(Beginning of PROVIDED PASSAGE)

And a few more to watch out for…
Benedict Cumberbatch actually has two films premiering at Telluride, and The Electrical Life of Louis Wain—a period piece biopic about the British artist—appears to be a little more conventional than The Power of the Dog, but promising all the same. A few earlier festival hits will show back up at Telluride to build more buzz heading into the fall, including Red Rocket, A Hero, and Flee. On the documentary side, Free Solo directors Jimmy Chin and Elizabeth Chai Vasarhelyi are back with The Rescue at Telluride, alongside the Julia Child documentary Julia from Betsy West and Julie Cohen. We’ll also be keeping an eye on Ana Lily Amirpour’s latest, Mona Lisa and the Blood Moon, at Venice, the Riz Ahmed–led Encounter at Telluride, and Paolo Sorrentino’s The Hand of God. And as always, we’re hoping there’s something coming that’s not yet on our radar, just waiting to blow us away.

(End of PROVIDED PASSAGE)
(Beginning of DATA)

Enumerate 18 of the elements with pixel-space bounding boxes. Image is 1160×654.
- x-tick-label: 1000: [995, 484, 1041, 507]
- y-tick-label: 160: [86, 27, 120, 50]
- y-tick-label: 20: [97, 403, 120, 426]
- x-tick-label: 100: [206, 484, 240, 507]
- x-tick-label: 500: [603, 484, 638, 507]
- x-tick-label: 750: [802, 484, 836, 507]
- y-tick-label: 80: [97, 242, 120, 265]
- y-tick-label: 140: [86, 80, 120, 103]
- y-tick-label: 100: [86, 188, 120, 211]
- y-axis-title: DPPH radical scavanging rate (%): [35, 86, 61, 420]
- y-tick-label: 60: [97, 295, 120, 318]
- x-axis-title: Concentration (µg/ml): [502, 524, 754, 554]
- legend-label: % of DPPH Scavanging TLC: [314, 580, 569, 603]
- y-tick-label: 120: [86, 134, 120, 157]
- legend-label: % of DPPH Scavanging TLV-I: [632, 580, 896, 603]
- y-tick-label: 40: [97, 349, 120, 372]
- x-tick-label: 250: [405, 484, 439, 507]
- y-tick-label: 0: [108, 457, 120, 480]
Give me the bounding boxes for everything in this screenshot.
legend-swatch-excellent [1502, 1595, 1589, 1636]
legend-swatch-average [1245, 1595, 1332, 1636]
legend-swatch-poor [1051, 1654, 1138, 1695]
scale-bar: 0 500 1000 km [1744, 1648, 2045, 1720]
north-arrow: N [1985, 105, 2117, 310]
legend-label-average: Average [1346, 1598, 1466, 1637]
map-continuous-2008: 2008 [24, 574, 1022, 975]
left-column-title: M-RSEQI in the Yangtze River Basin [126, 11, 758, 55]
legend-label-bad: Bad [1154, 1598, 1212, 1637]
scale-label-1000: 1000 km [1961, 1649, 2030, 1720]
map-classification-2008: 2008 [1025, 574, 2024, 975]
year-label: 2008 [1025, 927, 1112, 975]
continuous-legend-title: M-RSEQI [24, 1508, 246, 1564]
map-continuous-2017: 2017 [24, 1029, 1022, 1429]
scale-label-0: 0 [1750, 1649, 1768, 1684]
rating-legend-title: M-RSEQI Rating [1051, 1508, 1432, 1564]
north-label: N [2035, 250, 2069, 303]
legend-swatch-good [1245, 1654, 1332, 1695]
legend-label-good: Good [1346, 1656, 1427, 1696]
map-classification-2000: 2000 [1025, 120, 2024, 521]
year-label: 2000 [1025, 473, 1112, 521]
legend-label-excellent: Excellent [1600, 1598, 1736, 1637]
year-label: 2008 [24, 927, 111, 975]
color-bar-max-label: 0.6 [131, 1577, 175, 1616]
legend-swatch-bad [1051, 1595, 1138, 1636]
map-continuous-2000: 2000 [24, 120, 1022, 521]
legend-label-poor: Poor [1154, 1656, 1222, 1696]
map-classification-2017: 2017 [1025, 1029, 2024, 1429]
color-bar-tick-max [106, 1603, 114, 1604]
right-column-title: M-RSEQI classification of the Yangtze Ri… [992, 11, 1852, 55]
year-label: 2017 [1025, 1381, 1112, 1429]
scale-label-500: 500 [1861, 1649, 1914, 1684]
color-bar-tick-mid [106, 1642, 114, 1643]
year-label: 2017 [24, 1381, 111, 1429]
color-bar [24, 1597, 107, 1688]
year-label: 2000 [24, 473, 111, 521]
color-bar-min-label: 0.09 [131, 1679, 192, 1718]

(End of DATA)

◆ **TASKS TO COMPLETE**
a) In the film festival preview, who made the Julia Child documentary Julia?
b) List every film that the film festival preview calls an earlier festival hit returning to Telluride.
c) Based on the film festival preview, say whether each statement is true, and quote the words that decide it: (i) Mona Lisa and the Blood Moon will be shown at Telluride. (ii) The Electrical Life of Louis Wain is about a British artist. (iii) Riz Ahmed leads the film Encounter.

◆ **COMPLETED EXERCISE**
a) Betsy West and Julie Cohen.

b) Red Rocket, A Hero, Flee

c)
(i) No: "Mona Lisa and the Blood Moon, at Venice"
(ii) Yes: "a period piece biopic about the British artist"
(iii) Yes: "the Riz Ahmed–led Encounter"